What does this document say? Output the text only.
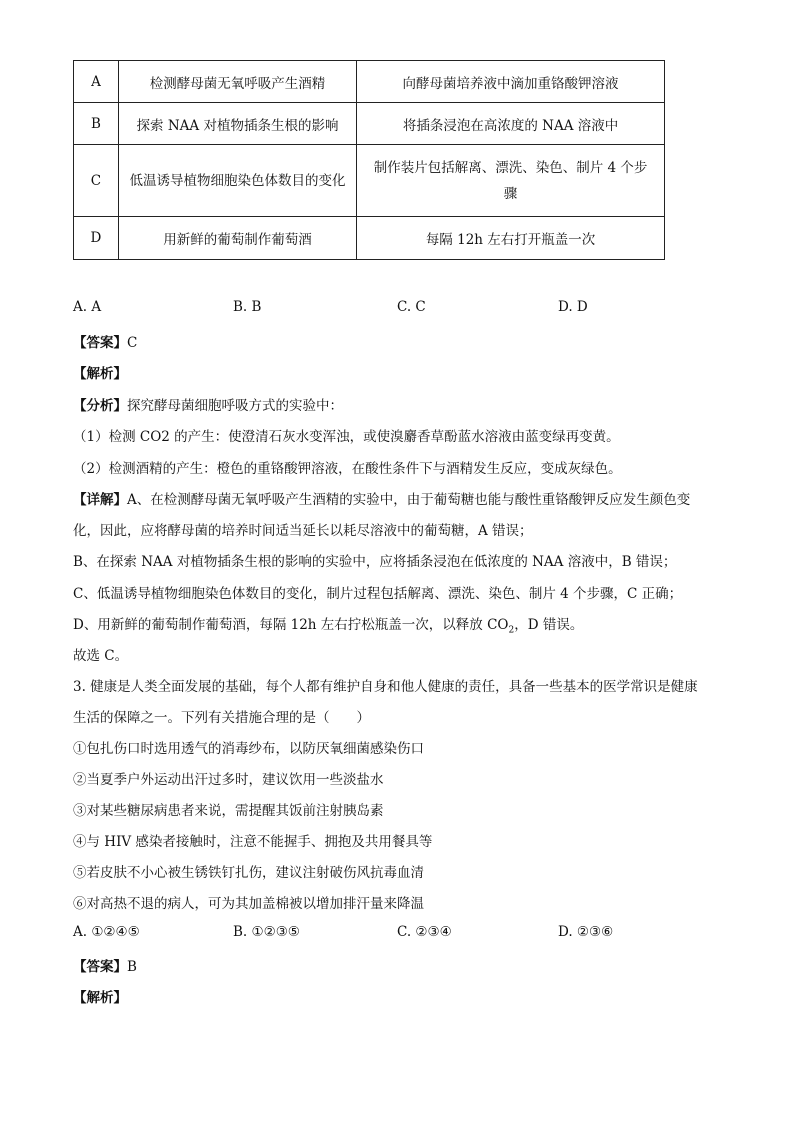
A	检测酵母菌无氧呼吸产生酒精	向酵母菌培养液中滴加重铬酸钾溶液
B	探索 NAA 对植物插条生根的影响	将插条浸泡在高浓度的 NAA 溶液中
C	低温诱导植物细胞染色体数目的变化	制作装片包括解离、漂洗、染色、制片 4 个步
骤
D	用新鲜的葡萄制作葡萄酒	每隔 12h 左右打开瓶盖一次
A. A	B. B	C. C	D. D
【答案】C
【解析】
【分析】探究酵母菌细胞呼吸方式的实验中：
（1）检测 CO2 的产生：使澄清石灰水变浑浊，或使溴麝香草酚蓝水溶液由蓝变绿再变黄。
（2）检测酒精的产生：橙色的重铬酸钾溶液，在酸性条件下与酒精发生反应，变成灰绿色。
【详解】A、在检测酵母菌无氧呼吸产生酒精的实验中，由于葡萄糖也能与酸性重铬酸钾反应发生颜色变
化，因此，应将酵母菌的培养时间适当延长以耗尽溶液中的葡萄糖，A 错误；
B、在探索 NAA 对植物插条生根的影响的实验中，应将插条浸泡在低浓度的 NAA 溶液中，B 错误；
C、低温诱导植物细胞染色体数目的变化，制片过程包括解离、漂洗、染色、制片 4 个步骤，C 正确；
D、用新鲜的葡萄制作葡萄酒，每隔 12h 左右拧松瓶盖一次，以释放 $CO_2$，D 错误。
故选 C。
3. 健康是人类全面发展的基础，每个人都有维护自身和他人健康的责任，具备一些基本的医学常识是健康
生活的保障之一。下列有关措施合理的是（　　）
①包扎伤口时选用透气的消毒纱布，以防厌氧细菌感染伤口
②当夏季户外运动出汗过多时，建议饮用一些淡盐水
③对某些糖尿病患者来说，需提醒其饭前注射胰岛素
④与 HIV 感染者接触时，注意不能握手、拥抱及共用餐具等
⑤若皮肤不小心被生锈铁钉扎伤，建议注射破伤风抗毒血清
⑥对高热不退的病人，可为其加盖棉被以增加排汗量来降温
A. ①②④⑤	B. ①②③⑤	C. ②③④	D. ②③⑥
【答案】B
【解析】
++++
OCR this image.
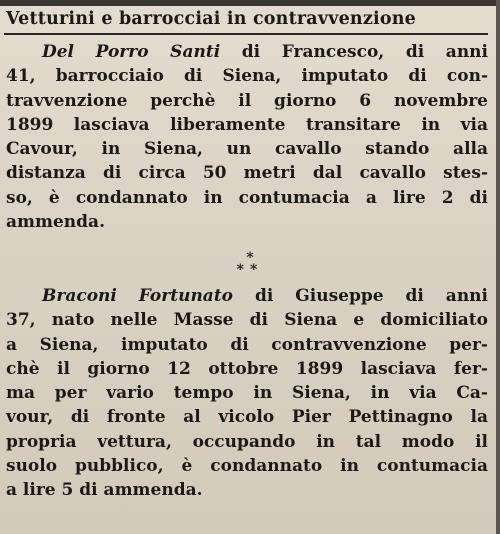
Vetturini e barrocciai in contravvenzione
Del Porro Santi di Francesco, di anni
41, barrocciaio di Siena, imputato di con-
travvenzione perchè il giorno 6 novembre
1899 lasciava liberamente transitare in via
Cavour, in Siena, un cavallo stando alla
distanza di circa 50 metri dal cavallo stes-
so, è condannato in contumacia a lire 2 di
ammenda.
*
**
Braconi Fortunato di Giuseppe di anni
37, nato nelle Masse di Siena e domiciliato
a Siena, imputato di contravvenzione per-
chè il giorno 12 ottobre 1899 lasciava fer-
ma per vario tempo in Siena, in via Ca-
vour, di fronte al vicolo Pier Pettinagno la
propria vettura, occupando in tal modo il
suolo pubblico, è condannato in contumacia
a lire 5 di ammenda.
++++
◆ **What you should do**:
Find the word "Siena" and list each line it appears in.

◆ **The result**:
41, barrocciaio di Siena, imputato di con-
Cavour, in Siena, un cavallo stando alla
37, nato nelle Masse di Siena e domiciliato
a Siena, imputato di contravvenzione per-
ma per vario tempo in Siena, in via Ca-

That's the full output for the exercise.